Provided material>

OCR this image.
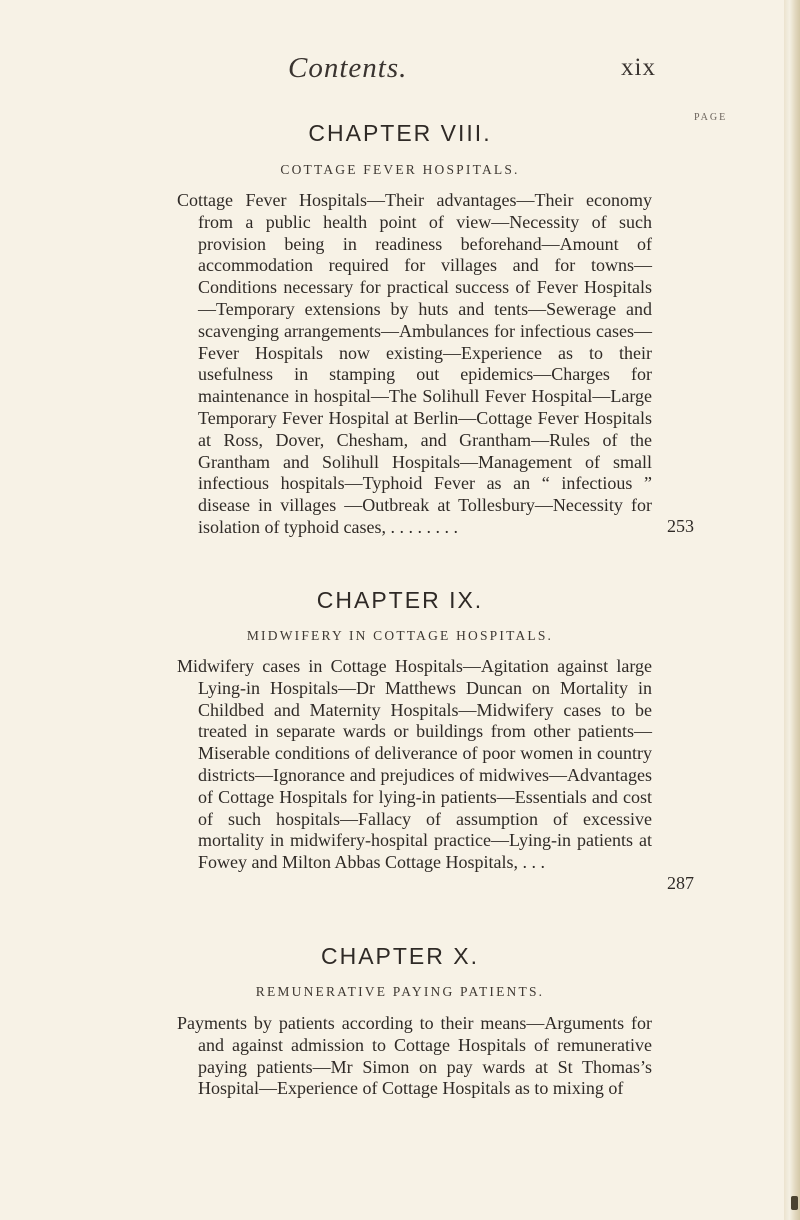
Contents.	xix
PAGE
CHAPTER VIII.
COTTAGE FEVER HOSPITALS.

Cottage Fever Hospitals—Their advantages—Their economy from a public health point of view—Necessity of such provision being in readiness beforehand—Amount of accommodation required for villages and for towns—Conditions necessary for practical success of Fever Hospitals—Temporary extensions by huts and tents—Sewerage and scavenging arrangements—Ambulances for infectious cases—Fever Hospitals now existing—Experience as to their usefulness in stamping out epidemics—Charges for maintenance in hospital—The Solihull Fever Hospital—Large Temporary Fever Hospital at Berlin—Cottage Fever Hospitals at Ross, Dover, Chesham, and Grantham—Rules of the Grantham and Solihull Hospitals—Management of small infectious hospitals—Typhoid Fever as an “ infectious ” disease in villages —Outbreak at Tollesbury—Necessity for isolation of typhoid cases, . . . . . . . .	253
CHAPTER IX.
MIDWIFERY IN COTTAGE HOSPITALS.

Midwifery cases in Cottage Hospitals—Agitation against large Lying-in Hospitals—Dr Matthews Duncan on Mortality in Childbed and Maternity Hospitals—Midwifery cases to be treated in separate wards or buildings from other patients— Miserable conditions of deliverance of poor women in country districts—Ignorance and prejudices of midwives—Advantages of Cottage Hospitals for lying-in patients—Essentials and cost of such hospitals—Fallacy of assumption of excessive mortality in midwifery-hospital practice—Lying-in patients at Fowey and Milton Abbas Cottage Hospitals, . . .

287
CHAPTER X.
REMUNERATIVE PAYING PATIENTS.

Payments by patients according to their means—Arguments for and against admission to Cottage Hospitals of remunerative paying patients—Mr Simon on pay wards at St Thomas’s Hospital—Experience of Cottage Hospitals as to mixing of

Exercise> Repeat exactly, please: transcribe each entry and leave out the pictures.

Answer>
OCR this image.
Contents.	xix
PAGE
CHAPTER VIII.
COTTAGE FEVER HOSPITALS.

Cottage Fever Hospitals—Their advantages—Their economy from a public health point of view—Necessity of such provision being in readiness beforehand—Amount of accommodation required for villages and for towns—Conditions necessary for practical success of Fever Hospitals—Temporary extensions by huts and tents—Sewerage and scavenging arrangements—Ambulances for infectious cases—Fever Hospitals now existing—Experience as to their usefulness in stamping out epidemics—Charges for maintenance in hospital—The Solihull Fever Hospital—Large Temporary Fever Hospital at Berlin—Cottage Fever Hospitals at Ross, Dover, Chesham, and Grantham—Rules of the Grantham and Solihull Hospitals—Management of small infectious hospitals—Typhoid Fever as an “ infectious ” disease in villages —Outbreak at Tollesbury—Necessity for isolation of typhoid cases, . . . . . . . .	253
CHAPTER IX.
MIDWIFERY IN COTTAGE HOSPITALS.

Midwifery cases in Cottage Hospitals—Agitation against large Lying-in Hospitals—Dr Matthews Duncan on Mortality in Childbed and Maternity Hospitals—Midwifery cases to be treated in separate wards or buildings from other patients— Miserable conditions of deliverance of poor women in country districts—Ignorance and prejudices of midwives—Advantages of Cottage Hospitals for lying-in patients—Essentials and cost of such hospitals—Fallacy of assumption of excessive mortality in midwifery-hospital practice—Lying-in patients at Fowey and Milton Abbas Cottage Hospitals, . . .

287
CHAPTER X.
REMUNERATIVE PAYING PATIENTS.

Payments by patients according to their means—Arguments for and against admission to Cottage Hospitals of remunerative paying patients—Mr Simon on pay wards at St Thomas’s Hospital—Experience of Cottage Hospitals as to mixing of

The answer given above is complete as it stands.